_REQUIRED WORK_
Copy the rows again without changes, covering the stretch from the start of the rows through the line containing "- candle-body: [789, 113, 793, 131]".

_MATERIAL TO PROCESS_
-=-=-=-=-
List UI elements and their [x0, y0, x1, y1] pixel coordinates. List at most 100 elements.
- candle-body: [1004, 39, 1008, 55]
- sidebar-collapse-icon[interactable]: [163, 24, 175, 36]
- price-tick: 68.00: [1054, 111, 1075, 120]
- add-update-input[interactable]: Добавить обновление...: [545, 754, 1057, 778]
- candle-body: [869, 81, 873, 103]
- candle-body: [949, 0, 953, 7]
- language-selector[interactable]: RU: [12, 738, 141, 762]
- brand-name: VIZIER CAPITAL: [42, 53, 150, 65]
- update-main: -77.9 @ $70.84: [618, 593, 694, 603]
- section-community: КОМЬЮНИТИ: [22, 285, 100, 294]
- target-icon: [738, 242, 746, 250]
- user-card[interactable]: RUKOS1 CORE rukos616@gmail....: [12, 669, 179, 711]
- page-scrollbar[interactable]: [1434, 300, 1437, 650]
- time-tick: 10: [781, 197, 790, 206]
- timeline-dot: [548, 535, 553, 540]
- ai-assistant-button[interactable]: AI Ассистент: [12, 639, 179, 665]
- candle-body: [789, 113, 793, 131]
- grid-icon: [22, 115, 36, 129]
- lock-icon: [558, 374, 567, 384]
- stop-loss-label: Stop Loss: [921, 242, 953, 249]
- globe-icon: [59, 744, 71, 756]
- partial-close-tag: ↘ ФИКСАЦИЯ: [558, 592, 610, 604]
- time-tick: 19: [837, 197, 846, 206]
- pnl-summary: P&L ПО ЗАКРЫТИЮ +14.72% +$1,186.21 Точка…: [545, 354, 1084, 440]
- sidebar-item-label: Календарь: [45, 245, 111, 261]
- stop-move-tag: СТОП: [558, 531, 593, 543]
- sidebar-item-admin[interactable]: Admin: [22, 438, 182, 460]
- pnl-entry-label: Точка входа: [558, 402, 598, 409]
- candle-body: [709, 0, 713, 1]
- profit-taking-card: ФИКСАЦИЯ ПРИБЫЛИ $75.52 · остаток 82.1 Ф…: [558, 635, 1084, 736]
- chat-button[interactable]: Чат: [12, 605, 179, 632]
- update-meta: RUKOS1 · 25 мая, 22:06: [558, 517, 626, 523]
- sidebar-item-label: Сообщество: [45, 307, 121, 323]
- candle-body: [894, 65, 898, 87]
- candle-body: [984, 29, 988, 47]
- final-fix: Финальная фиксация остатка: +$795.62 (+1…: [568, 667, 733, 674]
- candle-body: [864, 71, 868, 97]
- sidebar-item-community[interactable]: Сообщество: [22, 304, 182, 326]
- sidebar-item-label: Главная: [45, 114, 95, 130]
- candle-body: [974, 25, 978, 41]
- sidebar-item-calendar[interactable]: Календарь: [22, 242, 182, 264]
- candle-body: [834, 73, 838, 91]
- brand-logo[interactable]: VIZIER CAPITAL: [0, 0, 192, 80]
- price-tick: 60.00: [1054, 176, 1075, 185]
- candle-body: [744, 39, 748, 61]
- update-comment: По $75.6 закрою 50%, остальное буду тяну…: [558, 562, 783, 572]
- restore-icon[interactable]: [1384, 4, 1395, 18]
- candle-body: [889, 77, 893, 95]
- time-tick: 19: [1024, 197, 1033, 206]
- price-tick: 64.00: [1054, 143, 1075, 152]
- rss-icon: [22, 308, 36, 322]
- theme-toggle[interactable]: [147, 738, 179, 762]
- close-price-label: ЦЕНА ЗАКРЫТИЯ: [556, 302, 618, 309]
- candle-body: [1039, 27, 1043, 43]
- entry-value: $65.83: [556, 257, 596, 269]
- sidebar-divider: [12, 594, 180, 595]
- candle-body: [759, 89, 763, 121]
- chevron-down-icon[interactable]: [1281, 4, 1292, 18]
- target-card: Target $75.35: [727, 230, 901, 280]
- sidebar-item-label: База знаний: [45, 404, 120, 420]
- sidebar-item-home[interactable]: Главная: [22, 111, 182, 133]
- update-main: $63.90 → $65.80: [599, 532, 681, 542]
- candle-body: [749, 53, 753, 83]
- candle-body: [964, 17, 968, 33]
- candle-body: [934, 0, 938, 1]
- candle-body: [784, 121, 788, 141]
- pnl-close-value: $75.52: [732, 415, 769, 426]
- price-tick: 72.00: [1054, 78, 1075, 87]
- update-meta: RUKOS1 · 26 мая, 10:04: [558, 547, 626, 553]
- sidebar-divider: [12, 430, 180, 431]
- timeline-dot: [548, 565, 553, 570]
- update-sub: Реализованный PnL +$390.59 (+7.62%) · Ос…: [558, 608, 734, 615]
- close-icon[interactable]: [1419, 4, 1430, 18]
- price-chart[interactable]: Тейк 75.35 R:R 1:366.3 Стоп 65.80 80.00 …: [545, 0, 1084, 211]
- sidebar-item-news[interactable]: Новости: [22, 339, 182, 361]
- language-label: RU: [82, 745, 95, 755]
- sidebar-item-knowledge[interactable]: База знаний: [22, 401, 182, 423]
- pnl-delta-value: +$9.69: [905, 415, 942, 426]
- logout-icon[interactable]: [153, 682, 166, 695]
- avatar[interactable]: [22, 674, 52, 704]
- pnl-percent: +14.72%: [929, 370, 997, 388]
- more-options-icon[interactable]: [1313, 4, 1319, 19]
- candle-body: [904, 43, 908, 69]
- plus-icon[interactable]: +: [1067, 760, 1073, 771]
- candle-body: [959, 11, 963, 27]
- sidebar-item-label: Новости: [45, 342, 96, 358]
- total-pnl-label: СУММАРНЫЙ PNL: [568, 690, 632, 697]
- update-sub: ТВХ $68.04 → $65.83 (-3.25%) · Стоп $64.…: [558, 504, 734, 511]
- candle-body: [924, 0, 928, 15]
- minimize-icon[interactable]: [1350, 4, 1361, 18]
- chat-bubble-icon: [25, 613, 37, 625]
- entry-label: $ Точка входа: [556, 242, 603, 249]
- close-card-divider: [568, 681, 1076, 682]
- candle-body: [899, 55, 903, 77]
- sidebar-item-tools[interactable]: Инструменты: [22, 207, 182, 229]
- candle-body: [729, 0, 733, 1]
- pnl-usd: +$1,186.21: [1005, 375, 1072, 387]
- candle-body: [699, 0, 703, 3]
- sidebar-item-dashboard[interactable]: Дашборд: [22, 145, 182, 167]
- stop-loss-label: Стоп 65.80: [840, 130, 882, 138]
-=-=-=-=-
_TASK SOLUTION_
List UI elements and their [x0, y0, x1, y1] pixel coordinates. List at most 100 elements.
- candle-body: [1004, 39, 1008, 55]
- sidebar-collapse-icon[interactable]: [163, 24, 175, 36]
- price-tick: 68.00: [1054, 111, 1075, 120]
- add-update-input[interactable]: Добавить обновление...: [545, 754, 1057, 778]
- candle-body: [869, 81, 873, 103]
- candle-body: [949, 0, 953, 7]
- language-selector[interactable]: RU: [12, 738, 141, 762]
- brand-name: VIZIER CAPITAL: [42, 53, 150, 65]
- update-main: -77.9 @ $70.84: [618, 593, 694, 603]
- section-community: КОМЬЮНИТИ: [22, 285, 100, 294]
- target-icon: [738, 242, 746, 250]
- user-card[interactable]: RUKOS1 CORE rukos616@gmail....: [12, 669, 179, 711]
- page-scrollbar[interactable]: [1434, 300, 1437, 650]
- time-tick: 10: [781, 197, 790, 206]
- timeline-dot: [548, 535, 553, 540]
- ai-assistant-button[interactable]: AI Ассистент: [12, 639, 179, 665]
- candle-body: [789, 113, 793, 131]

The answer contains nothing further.